▶ Lines of data
————————
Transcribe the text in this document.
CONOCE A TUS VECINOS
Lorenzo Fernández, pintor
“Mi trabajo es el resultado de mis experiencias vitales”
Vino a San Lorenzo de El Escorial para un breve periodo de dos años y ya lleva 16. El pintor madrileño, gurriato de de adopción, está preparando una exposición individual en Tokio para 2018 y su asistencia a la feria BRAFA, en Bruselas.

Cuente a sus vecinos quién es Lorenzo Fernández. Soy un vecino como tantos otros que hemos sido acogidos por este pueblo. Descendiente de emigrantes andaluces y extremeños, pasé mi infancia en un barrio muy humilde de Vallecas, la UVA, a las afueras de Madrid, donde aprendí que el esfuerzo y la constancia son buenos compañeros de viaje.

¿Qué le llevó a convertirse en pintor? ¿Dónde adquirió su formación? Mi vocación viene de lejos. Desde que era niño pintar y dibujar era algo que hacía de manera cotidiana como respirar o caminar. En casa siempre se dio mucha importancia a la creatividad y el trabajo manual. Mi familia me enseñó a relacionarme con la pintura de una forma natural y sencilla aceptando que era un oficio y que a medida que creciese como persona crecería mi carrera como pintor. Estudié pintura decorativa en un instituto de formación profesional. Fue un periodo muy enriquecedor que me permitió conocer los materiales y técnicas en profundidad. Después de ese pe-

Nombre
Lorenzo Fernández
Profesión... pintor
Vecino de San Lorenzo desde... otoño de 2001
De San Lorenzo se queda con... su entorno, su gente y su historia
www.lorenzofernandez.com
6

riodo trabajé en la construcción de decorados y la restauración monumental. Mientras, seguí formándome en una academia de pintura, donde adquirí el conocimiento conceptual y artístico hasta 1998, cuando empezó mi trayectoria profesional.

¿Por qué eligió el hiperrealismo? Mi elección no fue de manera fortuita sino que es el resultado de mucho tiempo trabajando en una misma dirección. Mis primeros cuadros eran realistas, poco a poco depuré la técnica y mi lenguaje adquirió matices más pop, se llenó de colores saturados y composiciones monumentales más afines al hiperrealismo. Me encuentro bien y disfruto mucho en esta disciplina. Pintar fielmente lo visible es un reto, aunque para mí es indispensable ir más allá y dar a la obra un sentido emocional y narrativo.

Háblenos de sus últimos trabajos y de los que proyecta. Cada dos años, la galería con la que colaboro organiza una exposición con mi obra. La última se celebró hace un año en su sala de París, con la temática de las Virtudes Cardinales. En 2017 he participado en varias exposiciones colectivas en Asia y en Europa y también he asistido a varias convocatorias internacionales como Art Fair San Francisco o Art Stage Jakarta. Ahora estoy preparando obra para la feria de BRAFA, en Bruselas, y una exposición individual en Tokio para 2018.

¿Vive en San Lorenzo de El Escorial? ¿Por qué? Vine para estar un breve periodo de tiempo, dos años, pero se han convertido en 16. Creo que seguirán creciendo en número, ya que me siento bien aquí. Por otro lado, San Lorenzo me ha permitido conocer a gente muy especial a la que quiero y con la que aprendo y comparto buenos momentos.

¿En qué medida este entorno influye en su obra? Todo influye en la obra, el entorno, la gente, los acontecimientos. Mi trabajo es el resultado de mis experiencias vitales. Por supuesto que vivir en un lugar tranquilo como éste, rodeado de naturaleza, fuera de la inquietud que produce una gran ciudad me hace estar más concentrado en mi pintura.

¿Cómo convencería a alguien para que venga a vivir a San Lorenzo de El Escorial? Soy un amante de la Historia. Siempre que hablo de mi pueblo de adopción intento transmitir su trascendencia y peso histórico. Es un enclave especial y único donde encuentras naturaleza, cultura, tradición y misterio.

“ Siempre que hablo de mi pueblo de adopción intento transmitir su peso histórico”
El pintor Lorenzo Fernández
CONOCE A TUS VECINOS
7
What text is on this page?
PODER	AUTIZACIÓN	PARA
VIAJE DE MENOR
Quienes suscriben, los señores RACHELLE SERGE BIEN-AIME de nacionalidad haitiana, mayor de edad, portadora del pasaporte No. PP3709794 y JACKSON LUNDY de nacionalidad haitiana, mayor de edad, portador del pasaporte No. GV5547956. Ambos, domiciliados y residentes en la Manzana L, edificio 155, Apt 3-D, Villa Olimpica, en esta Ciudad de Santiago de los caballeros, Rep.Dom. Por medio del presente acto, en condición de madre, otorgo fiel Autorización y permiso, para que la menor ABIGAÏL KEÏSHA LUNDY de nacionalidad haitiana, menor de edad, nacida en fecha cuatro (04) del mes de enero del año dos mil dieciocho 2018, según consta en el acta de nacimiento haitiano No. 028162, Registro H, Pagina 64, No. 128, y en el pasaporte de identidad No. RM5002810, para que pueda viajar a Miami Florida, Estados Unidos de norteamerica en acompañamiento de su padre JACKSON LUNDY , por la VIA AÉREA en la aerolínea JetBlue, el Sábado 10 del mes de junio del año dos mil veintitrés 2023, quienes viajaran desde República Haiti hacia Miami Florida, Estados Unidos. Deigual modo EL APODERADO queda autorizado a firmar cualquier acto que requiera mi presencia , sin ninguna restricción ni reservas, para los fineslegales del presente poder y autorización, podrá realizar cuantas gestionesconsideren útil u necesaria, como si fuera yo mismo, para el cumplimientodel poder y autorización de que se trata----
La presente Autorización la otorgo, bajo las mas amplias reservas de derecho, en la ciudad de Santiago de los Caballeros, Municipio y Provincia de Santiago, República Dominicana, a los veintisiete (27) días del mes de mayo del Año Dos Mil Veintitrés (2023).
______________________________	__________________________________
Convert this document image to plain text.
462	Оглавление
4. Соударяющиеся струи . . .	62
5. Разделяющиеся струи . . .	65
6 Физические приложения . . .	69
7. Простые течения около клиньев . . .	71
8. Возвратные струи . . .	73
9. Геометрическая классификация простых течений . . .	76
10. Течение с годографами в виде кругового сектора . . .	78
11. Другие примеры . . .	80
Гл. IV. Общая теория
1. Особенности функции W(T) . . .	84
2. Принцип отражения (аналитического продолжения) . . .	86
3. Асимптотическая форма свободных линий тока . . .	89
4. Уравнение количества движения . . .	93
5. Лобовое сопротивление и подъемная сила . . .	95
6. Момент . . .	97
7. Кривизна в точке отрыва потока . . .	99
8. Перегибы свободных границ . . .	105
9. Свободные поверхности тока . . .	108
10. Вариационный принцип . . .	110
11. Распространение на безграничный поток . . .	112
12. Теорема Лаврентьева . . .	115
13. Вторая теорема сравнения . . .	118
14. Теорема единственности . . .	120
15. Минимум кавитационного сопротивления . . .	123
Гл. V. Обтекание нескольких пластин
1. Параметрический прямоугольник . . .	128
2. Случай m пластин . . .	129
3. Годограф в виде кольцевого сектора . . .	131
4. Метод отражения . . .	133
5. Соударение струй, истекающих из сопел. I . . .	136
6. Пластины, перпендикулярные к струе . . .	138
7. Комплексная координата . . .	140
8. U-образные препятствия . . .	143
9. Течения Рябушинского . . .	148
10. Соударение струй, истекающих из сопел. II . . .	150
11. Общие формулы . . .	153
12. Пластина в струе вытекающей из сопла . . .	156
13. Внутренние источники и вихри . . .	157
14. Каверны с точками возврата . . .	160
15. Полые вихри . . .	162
————————
Scan the material above for the string "струи" and report each line where you find it.

▶ ANSWER BELOW
4. Соударяющиеся струи . . .	62
5. Разделяющиеся струи . . .	65
8. Возвратные струи . . .	73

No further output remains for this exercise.